DATA RECORDS:
* Begin *
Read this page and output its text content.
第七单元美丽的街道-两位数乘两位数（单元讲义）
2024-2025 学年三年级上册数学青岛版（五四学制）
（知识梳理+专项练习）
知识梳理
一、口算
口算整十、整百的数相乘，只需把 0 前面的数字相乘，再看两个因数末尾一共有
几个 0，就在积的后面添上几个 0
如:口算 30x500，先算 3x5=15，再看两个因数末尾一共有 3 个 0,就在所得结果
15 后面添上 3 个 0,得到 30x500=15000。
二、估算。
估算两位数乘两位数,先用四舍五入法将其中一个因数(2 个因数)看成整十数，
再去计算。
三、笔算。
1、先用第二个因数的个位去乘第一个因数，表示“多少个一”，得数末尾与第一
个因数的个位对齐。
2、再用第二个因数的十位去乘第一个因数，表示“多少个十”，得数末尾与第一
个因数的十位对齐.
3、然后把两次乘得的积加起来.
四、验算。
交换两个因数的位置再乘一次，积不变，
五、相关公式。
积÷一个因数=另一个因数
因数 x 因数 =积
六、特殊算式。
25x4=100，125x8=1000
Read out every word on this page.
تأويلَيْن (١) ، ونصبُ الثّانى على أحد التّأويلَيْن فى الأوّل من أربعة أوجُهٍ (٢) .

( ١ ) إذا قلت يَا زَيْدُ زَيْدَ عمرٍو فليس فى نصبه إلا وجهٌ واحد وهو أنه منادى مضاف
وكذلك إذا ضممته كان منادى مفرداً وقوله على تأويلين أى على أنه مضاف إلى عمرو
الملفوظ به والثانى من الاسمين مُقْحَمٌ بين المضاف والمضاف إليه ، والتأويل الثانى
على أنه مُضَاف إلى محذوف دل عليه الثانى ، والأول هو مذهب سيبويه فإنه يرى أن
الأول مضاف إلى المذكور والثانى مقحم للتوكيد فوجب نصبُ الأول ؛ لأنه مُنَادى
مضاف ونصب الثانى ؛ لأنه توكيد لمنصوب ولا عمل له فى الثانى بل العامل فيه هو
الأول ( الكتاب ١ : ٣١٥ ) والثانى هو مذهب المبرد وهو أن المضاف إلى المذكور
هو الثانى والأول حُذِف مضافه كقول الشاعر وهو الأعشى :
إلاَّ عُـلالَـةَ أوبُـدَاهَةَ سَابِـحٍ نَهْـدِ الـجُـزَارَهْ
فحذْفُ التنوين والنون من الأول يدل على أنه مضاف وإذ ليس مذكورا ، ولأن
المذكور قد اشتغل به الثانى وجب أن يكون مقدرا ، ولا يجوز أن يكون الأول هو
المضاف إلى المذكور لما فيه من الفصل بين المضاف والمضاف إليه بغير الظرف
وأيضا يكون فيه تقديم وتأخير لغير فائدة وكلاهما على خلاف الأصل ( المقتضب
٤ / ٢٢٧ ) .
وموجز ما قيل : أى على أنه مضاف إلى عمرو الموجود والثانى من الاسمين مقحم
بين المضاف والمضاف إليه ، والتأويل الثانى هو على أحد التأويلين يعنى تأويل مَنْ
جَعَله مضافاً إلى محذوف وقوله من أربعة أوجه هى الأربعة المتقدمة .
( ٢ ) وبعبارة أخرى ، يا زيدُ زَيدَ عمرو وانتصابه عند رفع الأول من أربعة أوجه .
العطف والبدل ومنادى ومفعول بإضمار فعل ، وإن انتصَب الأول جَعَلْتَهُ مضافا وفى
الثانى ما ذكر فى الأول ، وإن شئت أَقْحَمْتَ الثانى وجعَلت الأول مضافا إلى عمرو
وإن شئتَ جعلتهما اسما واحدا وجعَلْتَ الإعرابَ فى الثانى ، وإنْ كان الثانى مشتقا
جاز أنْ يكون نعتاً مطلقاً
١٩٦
* End *
Print the records above in full, exactly.

Read this page and output its text content.
第七单元美丽的街道-两位数乘两位数（单元讲义）
2024-2025 学年三年级上册数学青岛版（五四学制）
（知识梳理+专项练习）
知识梳理
一、口算
口算整十、整百的数相乘，只需把 0 前面的数字相乘，再看两个因数末尾一共有
几个 0，就在积的后面添上几个 0
如:口算 30x500，先算 3x5=15，再看两个因数末尾一共有 3 个 0,就在所得结果
15 后面添上 3 个 0,得到 30x500=15000。
二、估算。
估算两位数乘两位数,先用四舍五入法将其中一个因数(2 个因数)看成整十数，
再去计算。
三、笔算。
1、先用第二个因数的个位去乘第一个因数，表示“多少个一”，得数末尾与第一
个因数的个位对齐。
2、再用第二个因数的十位去乘第一个因数，表示“多少个十”，得数末尾与第一
个因数的十位对齐.
3、然后把两次乘得的积加起来.
四、验算。
交换两个因数的位置再乘一次，积不变，
五、相关公式。
积÷一个因数=另一个因数
因数 x 因数 =积
六、特殊算式。
25x4=100，125x8=1000
Read out every word on this page.
تأويلَيْن (١) ، ونصبُ الثّانى على أحد التّأويلَيْن فى الأوّل من أربعة أوجُهٍ (٢) .

( ١ ) إذا قلت يَا زَيْدُ زَيْدَ عمرٍو فليس فى نصبه إلا وجهٌ واحد وهو أنه منادى مضاف
وكذلك إذا ضممته كان منادى مفرداً وقوله على تأويلين أى على أنه مضاف إلى عمرو
الملفوظ به والثانى من الاسمين مُقْحَمٌ بين المضاف والمضاف إليه ، والتأويل الثانى
على أنه مُضَاف إلى محذوف دل عليه الثانى ، والأول هو مذهب سيبويه فإنه يرى أن
الأول مضاف إلى المذكور والثانى مقحم للتوكيد فوجب نصبُ الأول ؛ لأنه مُنَادى
مضاف ونصب الثانى ؛ لأنه توكيد لمنصوب ولا عمل له فى الثانى بل العامل فيه هو
الأول ( الكتاب ١ : ٣١٥ ) والثانى هو مذهب المبرد وهو أن المضاف إلى المذكور
هو الثانى والأول حُذِف مضافه كقول الشاعر وهو الأعشى :
إلاَّ عُـلالَـةَ أوبُـدَاهَةَ سَابِـحٍ نَهْـدِ الـجُـزَارَهْ
فحذْفُ التنوين والنون من الأول يدل على أنه مضاف وإذ ليس مذكورا ، ولأن
المذكور قد اشتغل به الثانى وجب أن يكون مقدرا ، ولا يجوز أن يكون الأول هو
المضاف إلى المذكور لما فيه من الفصل بين المضاف والمضاف إليه بغير الظرف
وأيضا يكون فيه تقديم وتأخير لغير فائدة وكلاهما على خلاف الأصل ( المقتضب
٤ / ٢٢٧ ) .
وموجز ما قيل : أى على أنه مضاف إلى عمرو الموجود والثانى من الاسمين مقحم
بين المضاف والمضاف إليه ، والتأويل الثانى هو على أحد التأويلين يعنى تأويل مَنْ
جَعَله مضافاً إلى محذوف وقوله من أربعة أوجه هى الأربعة المتقدمة .
( ٢ ) وبعبارة أخرى ، يا زيدُ زَيدَ عمرو وانتصابه عند رفع الأول من أربعة أوجه .
العطف والبدل ومنادى ومفعول بإضمار فعل ، وإن انتصَب الأول جَعَلْتَهُ مضافا وفى
الثانى ما ذكر فى الأول ، وإن شئت أَقْحَمْتَ الثانى وجعَلت الأول مضافا إلى عمرو
وإن شئتَ جعلتهما اسما واحدا وجعَلْتَ الإعرابَ فى الثانى ، وإنْ كان الثانى مشتقا
جاز أنْ يكون نعتاً مطلقاً
١٩٦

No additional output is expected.